-- What the exercise asks --
Copy the lines below as they are; omit the images they contain.

════════════════

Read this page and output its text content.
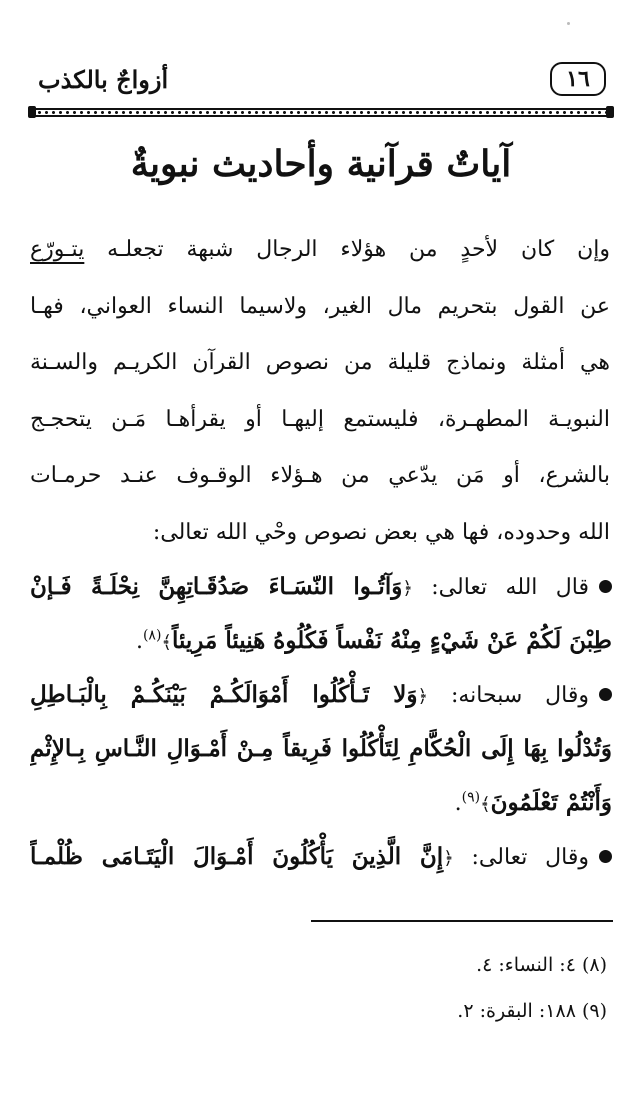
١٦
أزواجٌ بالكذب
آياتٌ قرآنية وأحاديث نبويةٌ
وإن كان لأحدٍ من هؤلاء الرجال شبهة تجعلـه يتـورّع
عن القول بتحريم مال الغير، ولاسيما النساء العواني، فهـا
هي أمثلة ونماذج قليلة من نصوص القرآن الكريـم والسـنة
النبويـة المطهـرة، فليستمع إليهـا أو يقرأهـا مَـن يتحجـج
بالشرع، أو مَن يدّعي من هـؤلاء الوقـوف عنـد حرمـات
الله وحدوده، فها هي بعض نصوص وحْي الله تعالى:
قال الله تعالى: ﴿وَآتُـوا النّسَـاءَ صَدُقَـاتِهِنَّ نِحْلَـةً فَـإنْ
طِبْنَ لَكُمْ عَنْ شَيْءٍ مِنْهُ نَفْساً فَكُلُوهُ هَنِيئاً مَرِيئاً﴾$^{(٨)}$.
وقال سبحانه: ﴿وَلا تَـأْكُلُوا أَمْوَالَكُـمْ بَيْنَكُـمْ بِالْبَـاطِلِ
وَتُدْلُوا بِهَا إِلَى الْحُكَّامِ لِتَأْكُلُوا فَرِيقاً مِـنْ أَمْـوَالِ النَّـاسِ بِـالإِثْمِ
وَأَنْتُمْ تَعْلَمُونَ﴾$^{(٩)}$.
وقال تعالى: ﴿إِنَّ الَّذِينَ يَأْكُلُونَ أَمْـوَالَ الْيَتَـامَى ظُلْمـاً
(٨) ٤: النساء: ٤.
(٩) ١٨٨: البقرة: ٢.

════════════════

-- Response below --
Read this page and output its text content.
١٦
أزواجٌ بالكذب
آياتٌ قرآنية وأحاديث نبويةٌ
وإن كان لأحدٍ من هؤلاء الرجال شبهة تجعلـه يتـورّع
عن القول بتحريم مال الغير، ولاسيما النساء العواني، فهـا
هي أمثلة ونماذج قليلة من نصوص القرآن الكريـم والسـنة
النبويـة المطهـرة، فليستمع إليهـا أو يقرأهـا مَـن يتحجـج
بالشرع، أو مَن يدّعي من هـؤلاء الوقـوف عنـد حرمـات
الله وحدوده، فها هي بعض نصوص وحْي الله تعالى:
قال الله تعالى: ﴿وَآتُـوا النّسَـاءَ صَدُقَـاتِهِنَّ نِحْلَـةً فَـإنْ
طِبْنَ لَكُمْ عَنْ شَيْءٍ مِنْهُ نَفْساً فَكُلُوهُ هَنِيئاً مَرِيئاً﴾$^{(٨)}$.
وقال سبحانه: ﴿وَلا تَـأْكُلُوا أَمْوَالَكُـمْ بَيْنَكُـمْ بِالْبَـاطِلِ
وَتُدْلُوا بِهَا إِلَى الْحُكَّامِ لِتَأْكُلُوا فَرِيقاً مِـنْ أَمْـوَالِ النَّـاسِ بِـالإِثْمِ
وَأَنْتُمْ تَعْلَمُونَ﴾$^{(٩)}$.
وقال تعالى: ﴿إِنَّ الَّذِينَ يَأْكُلُونَ أَمْـوَالَ الْيَتَـامَى ظُلْمـاً
(٨) ٤: النساء: ٤.
(٩) ١٨٨: البقرة: ٢.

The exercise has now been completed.